• Work required
Make an exact copy of all the data.

• Stored records
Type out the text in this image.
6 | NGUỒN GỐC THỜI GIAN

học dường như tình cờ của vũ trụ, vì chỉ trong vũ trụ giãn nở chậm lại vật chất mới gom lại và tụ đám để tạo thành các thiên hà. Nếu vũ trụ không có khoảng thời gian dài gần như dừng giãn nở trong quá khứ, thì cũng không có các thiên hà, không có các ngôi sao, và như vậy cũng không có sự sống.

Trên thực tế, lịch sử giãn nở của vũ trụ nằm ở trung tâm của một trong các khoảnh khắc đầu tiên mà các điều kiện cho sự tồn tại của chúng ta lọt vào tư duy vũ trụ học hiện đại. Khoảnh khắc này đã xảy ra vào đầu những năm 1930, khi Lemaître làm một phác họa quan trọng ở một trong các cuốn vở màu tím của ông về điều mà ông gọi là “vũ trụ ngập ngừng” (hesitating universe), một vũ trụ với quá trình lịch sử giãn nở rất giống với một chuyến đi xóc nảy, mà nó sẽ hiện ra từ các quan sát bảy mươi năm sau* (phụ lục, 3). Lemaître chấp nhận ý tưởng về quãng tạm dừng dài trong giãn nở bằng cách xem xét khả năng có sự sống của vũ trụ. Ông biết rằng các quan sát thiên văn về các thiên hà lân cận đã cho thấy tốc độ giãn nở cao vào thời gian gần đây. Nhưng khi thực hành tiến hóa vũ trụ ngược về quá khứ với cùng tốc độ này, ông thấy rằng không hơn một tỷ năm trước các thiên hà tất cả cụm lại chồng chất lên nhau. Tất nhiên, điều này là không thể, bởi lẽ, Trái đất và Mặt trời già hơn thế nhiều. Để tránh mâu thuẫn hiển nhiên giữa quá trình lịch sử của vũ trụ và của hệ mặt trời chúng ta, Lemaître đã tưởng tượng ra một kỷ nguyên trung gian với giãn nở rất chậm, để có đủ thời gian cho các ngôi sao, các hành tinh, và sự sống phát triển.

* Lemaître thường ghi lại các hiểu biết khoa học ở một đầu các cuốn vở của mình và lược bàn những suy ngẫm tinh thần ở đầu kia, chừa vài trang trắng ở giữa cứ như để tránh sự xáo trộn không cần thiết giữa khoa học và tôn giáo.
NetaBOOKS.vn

• The output
Type out the text in this image.
6 | NGUỒN GỐC THỜI GIAN

học dường như tình cờ của vũ trụ, vì chỉ trong vũ trụ giãn nở chậm lại vật chất mới gom lại và tụ đám để tạo thành các thiên hà. Nếu vũ trụ không có khoảng thời gian dài gần như dừng giãn nở trong quá khứ, thì cũng không có các thiên hà, không có các ngôi sao, và như vậy cũng không có sự sống.

Trên thực tế, lịch sử giãn nở của vũ trụ nằm ở trung tâm của một trong các khoảnh khắc đầu tiên mà các điều kiện cho sự tồn tại của chúng ta lọt vào tư duy vũ trụ học hiện đại. Khoảnh khắc này đã xảy ra vào đầu những năm 1930, khi Lemaître làm một phác họa quan trọng ở một trong các cuốn vở màu tím của ông về điều mà ông gọi là “vũ trụ ngập ngừng” (hesitating universe), một vũ trụ với quá trình lịch sử giãn nở rất giống với một chuyến đi xóc nảy, mà nó sẽ hiện ra từ các quan sát bảy mươi năm sau* (phụ lục, 3). Lemaître chấp nhận ý tưởng về quãng tạm dừng dài trong giãn nở bằng cách xem xét khả năng có sự sống của vũ trụ. Ông biết rằng các quan sát thiên văn về các thiên hà lân cận đã cho thấy tốc độ giãn nở cao vào thời gian gần đây. Nhưng khi thực hành tiến hóa vũ trụ ngược về quá khứ với cùng tốc độ này, ông thấy rằng không hơn một tỷ năm trước các thiên hà tất cả cụm lại chồng chất lên nhau. Tất nhiên, điều này là không thể, bởi lẽ, Trái đất và Mặt trời già hơn thế nhiều. Để tránh mâu thuẫn hiển nhiên giữa quá trình lịch sử của vũ trụ và của hệ mặt trời chúng ta, Lemaître đã tưởng tượng ra một kỷ nguyên trung gian với giãn nở rất chậm, để có đủ thời gian cho các ngôi sao, các hành tinh, và sự sống phát triển.

* Lemaître thường ghi lại các hiểu biết khoa học ở một đầu các cuốn vở của mình và lược bàn những suy ngẫm tinh thần ở đầu kia, chừa vài trang trắng ở giữa cứ như để tránh sự xáo trộn không cần thiết giữa khoa học và tôn giáo.
NetaBOOKS.vn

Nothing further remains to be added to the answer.